**EXERCISE:** Give all of the lines again exactly as they read.

**SUPPLIED INFORMATION:**
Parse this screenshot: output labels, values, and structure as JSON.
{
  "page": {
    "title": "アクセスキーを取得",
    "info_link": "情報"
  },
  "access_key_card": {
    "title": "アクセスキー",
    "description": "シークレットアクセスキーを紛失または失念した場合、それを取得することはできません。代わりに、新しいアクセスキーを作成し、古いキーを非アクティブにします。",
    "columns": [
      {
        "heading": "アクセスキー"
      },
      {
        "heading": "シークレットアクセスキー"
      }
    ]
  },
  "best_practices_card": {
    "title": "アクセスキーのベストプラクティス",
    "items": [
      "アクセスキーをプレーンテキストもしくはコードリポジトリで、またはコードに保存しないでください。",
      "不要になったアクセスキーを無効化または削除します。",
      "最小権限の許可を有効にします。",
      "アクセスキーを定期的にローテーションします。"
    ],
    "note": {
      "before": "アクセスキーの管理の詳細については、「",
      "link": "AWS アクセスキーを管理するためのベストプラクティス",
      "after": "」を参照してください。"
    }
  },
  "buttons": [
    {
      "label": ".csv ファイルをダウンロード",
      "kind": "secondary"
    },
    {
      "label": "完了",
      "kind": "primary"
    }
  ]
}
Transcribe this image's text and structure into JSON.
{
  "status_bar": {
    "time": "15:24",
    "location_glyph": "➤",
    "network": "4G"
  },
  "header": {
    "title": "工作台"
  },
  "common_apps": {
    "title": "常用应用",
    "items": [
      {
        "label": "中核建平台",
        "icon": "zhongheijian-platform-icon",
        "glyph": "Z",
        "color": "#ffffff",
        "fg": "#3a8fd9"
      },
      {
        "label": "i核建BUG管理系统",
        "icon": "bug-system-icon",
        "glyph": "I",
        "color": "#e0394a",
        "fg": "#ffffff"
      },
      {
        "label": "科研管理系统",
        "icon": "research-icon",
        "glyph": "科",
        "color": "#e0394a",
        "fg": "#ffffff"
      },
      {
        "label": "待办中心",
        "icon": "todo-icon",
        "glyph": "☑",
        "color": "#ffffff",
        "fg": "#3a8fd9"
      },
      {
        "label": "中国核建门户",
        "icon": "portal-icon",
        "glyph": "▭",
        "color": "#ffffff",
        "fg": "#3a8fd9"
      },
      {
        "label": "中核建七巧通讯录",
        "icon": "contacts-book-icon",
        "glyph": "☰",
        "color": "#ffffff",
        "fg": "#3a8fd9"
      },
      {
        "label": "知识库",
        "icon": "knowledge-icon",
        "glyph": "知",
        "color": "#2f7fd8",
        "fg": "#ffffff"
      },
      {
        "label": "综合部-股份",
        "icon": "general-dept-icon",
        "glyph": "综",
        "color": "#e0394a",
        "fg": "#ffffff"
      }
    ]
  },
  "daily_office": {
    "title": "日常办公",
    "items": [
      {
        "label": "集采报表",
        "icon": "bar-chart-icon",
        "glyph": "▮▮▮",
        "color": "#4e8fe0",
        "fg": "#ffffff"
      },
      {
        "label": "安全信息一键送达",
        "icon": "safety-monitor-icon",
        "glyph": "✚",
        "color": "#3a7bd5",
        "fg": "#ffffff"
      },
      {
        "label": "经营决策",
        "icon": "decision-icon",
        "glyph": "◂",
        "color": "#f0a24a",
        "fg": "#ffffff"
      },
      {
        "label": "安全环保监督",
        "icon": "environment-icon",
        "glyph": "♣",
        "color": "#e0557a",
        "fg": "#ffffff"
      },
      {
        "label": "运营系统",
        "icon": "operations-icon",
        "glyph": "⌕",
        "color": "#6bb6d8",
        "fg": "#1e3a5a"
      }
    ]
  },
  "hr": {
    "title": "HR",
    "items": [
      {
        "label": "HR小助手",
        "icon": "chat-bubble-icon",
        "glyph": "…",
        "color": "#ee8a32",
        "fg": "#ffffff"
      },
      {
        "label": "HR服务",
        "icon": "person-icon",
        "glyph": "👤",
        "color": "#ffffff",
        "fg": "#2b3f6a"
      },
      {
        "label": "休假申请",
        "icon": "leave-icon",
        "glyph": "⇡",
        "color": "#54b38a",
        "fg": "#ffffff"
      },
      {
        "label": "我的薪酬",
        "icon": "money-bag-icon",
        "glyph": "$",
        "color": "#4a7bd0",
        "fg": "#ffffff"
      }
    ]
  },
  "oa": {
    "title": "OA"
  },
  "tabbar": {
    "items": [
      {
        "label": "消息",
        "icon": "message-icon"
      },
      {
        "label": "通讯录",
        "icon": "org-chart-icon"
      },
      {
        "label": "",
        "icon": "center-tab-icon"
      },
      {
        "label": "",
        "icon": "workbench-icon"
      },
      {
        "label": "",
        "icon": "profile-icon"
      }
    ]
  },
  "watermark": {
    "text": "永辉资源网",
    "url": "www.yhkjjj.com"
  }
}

**OUTPUT OF THE TASK:**
Parse this screenshot: output labels, values, and structure as JSON.
{
  "page": {
    "title": "アクセスキーを取得",
    "info_link": "情報"
  },
  "access_key_card": {
    "title": "アクセスキー",
    "description": "シークレットアクセスキーを紛失または失念した場合、それを取得することはできません。代わりに、新しいアクセスキーを作成し、古いキーを非アクティブにします。",
    "columns": [
      {
        "heading": "アクセスキー"
      },
      {
        "heading": "シークレットアクセスキー"
      }
    ]
  },
  "best_practices_card": {
    "title": "アクセスキーのベストプラクティス",
    "items": [
      "アクセスキーをプレーンテキストもしくはコードリポジトリで、またはコードに保存しないでください。",
      "不要になったアクセスキーを無効化または削除します。",
      "最小権限の許可を有効にします。",
      "アクセスキーを定期的にローテーションします。"
    ],
    "note": {
      "before": "アクセスキーの管理の詳細については、「",
      "link": "AWS アクセスキーを管理するためのベストプラクティス",
      "after": "」を参照してください。"
    }
  },
  "buttons": [
    {
      "label": ".csv ファイルをダウンロード",
      "kind": "secondary"
    },
    {
      "label": "完了",
      "kind": "primary"
    }
  ]
}
Transcribe this image's text and structure into JSON.
{
  "status_bar": {
    "time": "15:24",
    "location_glyph": "➤",
    "network": "4G"
  },
  "header": {
    "title": "工作台"
  },
  "common_apps": {
    "title": "常用应用",
    "items": [
      {
        "label": "中核建平台",
        "icon": "zhongheijian-platform-icon",
        "glyph": "Z",
        "color": "#ffffff",
        "fg": "#3a8fd9"
      },
      {
        "label": "i核建BUG管理系统",
        "icon": "bug-system-icon",
        "glyph": "I",
        "color": "#e0394a",
        "fg": "#ffffff"
      },
      {
        "label": "科研管理系统",
        "icon": "research-icon",
        "glyph": "科",
        "color": "#e0394a",
        "fg": "#ffffff"
      },
      {
        "label": "待办中心",
        "icon": "todo-icon",
        "glyph": "☑",
        "color": "#ffffff",
        "fg": "#3a8fd9"
      },
      {
        "label": "中国核建门户",
        "icon": "portal-icon",
        "glyph": "▭",
        "color": "#ffffff",
        "fg": "#3a8fd9"
      },
      {
        "label": "中核建七巧通讯录",
        "icon": "contacts-book-icon",
        "glyph": "☰",
        "color": "#ffffff",
        "fg": "#3a8fd9"
      },
      {
        "label": "知识库",
        "icon": "knowledge-icon",
        "glyph": "知",
        "color": "#2f7fd8",
        "fg": "#ffffff"
      },
      {
        "label": "综合部-股份",
        "icon": "general-dept-icon",
        "glyph": "综",
        "color": "#e0394a",
        "fg": "#ffffff"
      }
    ]
  },
  "daily_office": {
    "title": "日常办公",
    "items": [
      {
        "label": "集采报表",
        "icon": "bar-chart-icon",
        "glyph": "▮▮▮",
        "color": "#4e8fe0",
        "fg": "#ffffff"
      },
      {
        "label": "安全信息一键送达",
        "icon": "safety-monitor-icon",
        "glyph": "✚",
        "color": "#3a7bd5",
        "fg": "#ffffff"
      },
      {
        "label": "经营决策",
        "icon": "decision-icon",
        "glyph": "◂",
        "color": "#f0a24a",
        "fg": "#ffffff"
      },
      {
        "label": "安全环保监督",
        "icon": "environment-icon",
        "glyph": "♣",
        "color": "#e0557a",
        "fg": "#ffffff"
      },
      {
        "label": "运营系统",
        "icon": "operations-icon",
        "glyph": "⌕",
        "color": "#6bb6d8",
        "fg": "#1e3a5a"
      }
    ]
  },
  "hr": {
    "title": "HR",
    "items": [
      {
        "label": "HR小助手",
        "icon": "chat-bubble-icon",
        "glyph": "…",
        "color": "#ee8a32",
        "fg": "#ffffff"
      },
      {
        "label": "HR服务",
        "icon": "person-icon",
        "glyph": "👤",
        "color": "#ffffff",
        "fg": "#2b3f6a"
      },
      {
        "label": "休假申请",
        "icon": "leave-icon",
        "glyph": "⇡",
        "color": "#54b38a",
        "fg": "#ffffff"
      },
      {
        "label": "我的薪酬",
        "icon": "money-bag-icon",
        "glyph": "$",
        "color": "#4a7bd0",
        "fg": "#ffffff"
      }
    ]
  },
  "oa": {
    "title": "OA"
  },
  "tabbar": {
    "items": [
      {
        "label": "消息",
        "icon": "message-icon"
      },
      {
        "label": "通讯录",
        "icon": "org-chart-icon"
      },
      {
        "label": "",
        "icon": "center-tab-icon"
      },
      {
        "label": "",
        "icon": "workbench-icon"
      },
      {
        "label": "",
        "icon": "profile-icon"
      }
    ]
  },
  "watermark": {
    "text": "永辉资源网",
    "url": "www.yhkjjj.com"
  }
}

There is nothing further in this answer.